In the material below, find each line holding the string "this" and copy it.

* * * * *

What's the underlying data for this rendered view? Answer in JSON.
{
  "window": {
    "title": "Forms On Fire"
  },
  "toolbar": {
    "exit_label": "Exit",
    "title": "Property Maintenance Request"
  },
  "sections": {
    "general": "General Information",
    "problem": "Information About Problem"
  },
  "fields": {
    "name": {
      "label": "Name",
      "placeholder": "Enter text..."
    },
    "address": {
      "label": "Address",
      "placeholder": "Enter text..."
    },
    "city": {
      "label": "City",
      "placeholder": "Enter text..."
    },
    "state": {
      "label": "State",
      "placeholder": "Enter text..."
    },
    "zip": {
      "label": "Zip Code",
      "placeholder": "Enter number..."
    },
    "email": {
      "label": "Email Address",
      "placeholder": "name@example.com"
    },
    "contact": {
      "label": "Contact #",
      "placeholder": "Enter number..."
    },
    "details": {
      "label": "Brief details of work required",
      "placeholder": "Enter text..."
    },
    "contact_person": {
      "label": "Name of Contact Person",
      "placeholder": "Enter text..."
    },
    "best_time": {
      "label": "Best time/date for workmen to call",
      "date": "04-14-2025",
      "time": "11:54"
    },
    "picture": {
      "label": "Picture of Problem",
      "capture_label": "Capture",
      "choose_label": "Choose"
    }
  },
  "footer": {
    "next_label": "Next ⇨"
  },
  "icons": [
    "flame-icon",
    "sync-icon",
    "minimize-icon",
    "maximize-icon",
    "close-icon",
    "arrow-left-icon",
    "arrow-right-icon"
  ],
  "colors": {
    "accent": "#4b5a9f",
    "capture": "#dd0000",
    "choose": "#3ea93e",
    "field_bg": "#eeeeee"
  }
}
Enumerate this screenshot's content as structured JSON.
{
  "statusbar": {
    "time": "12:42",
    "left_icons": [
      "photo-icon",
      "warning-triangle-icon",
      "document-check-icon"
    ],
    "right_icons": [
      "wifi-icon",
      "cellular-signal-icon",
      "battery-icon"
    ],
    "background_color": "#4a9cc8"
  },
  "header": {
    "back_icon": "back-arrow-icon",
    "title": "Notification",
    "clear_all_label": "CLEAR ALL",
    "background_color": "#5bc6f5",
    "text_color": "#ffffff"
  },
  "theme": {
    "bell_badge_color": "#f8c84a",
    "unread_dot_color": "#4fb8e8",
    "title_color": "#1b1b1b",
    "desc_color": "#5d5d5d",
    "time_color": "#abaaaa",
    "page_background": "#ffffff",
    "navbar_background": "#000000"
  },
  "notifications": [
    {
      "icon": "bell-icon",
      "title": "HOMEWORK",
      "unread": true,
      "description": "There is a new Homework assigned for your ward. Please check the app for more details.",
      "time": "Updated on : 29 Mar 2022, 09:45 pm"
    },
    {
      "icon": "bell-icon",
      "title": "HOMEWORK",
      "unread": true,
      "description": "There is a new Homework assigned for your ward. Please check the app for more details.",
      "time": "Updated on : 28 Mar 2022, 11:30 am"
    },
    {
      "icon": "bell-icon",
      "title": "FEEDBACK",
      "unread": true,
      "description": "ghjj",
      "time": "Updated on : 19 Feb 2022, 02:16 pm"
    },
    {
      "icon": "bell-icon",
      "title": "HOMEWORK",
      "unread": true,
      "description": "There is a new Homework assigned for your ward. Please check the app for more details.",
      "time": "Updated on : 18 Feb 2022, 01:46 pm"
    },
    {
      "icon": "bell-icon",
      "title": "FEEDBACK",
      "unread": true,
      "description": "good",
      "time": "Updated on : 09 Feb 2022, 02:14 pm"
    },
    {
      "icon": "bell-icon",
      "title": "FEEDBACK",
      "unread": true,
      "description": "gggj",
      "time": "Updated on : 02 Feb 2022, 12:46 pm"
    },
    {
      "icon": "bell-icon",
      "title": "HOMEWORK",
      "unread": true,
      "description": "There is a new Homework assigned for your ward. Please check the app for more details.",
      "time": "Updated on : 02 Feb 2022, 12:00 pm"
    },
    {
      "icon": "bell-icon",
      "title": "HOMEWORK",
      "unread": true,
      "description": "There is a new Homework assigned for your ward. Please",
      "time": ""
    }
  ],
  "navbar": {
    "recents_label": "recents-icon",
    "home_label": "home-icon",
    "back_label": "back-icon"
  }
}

* * * * *

# THE RESPONSE
What's the underlying data for this rendered view? Answer in JSON.
Enumerate this screenshot's content as structured JSON.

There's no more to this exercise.